— Aim of the exercise —
Count the lines below that contain the word "และส", and reply with only that number.

Dataset records:
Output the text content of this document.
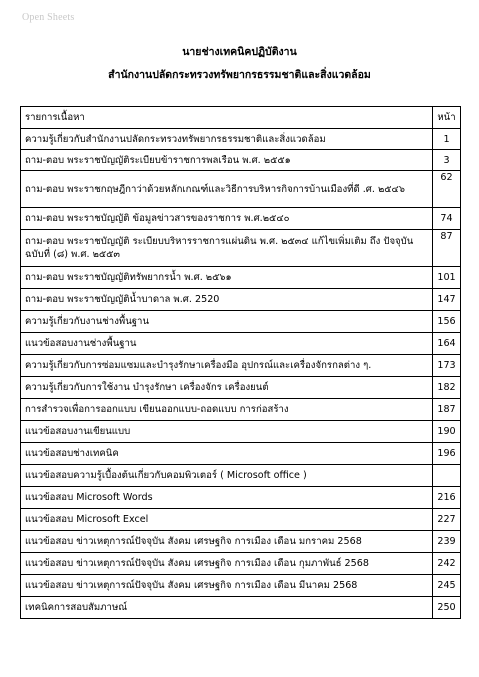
Open Sheets
นายช่างเทคนิคปฏิบัติงาน
สำนักงานปลัดกระทรวงทรัพยากรธรรมชาติและสิ่งแวดล้อม
รายการเนื้อหา	หน้า
ความรู้เกี่ยวกับสำนักงานปลัดกระทรวงทรัพยากรธรรมชาติและสิ่งแวดล้อม	1
ถาม-ตอบ พระราชบัญญัติระเบียบข้าราชการพลเรือน พ.ศ. ๒๕๕๑	3
ถาม-ตอบ พระราชกฤษฎีกาว่าด้วยหลักเกณฑ์และวิธีการบริหารกิจการบ้านเมืองที่ดี .ศ. ๒๕๔๖	62
ถาม-ตอบ พระราชบัญญัติ ข้อมูลข่าวสารของราชการ พ.ศ.๒๕๔๐	74
ถาม-ตอบ พระราชบัญญัติ ระเบียบบริหารราชการแผ่นดิน พ.ศ. ๒๕๓๔ แก้ไขเพิ่มเติม ถึง ปัจจุบัน ฉบับที่ (๘) พ.ศ. ๒๕๕๓	87
ถาม-ตอบ พระราชบัญญัติทรัพยากรน้ำ พ.ศ. ๒๕๖๑	101
ถาม-ตอบ พระราชบัญญัติน้ำบาดาล พ.ศ. 2520	147
ความรู้เกี่ยวกับงานช่างพื้นฐาน	156
แนวข้อสอบงานช่างพื้นฐาน	164
ความรู้เกี่ยวกับการซ่อมแซมและบำรุงรักษาเครื่องมือ อุปกรณ์และเครื่องจักรกลต่าง ๆ.	173
ความรู้เกี่ยวกับการใช้งาน บำรุงรักษา เครื่องจักร เครื่องยนต์	182
การสำรวจเพื่อการออกแบบ เขียนออกแบบ-ถอดแบบ การก่อสร้าง	187
แนวข้อสอบงานเขียนแบบ	190
แนวข้อสอบช่างเทคนิค	196
แนวข้อสอบความรู้เบื้องต้นเกี่ยวกับคอมพิวเตอร์ ( Microsoft office )	
แนวข้อสอบ Microsoft Words	216
แนวข้อสอบ Microsoft Excel	227
แนวข้อสอบ ข่าวเหตุการณ์ปัจจุบัน สังคม เศรษฐกิจ การเมือง เดือน มกราคม 2568	239
แนวข้อสอบ ข่าวเหตุการณ์ปัจจุบัน สังคม เศรษฐกิจ การเมือง เดือน กุมภาพันธ์ 2568	242
แนวข้อสอบ ข่าวเหตุการณ์ปัจจุบัน สังคม เศรษฐกิจ การเมือง เดือน มีนาคม 2568	245
เทคนิคการสอบสัมภาษณ์	250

— Exercise output —
2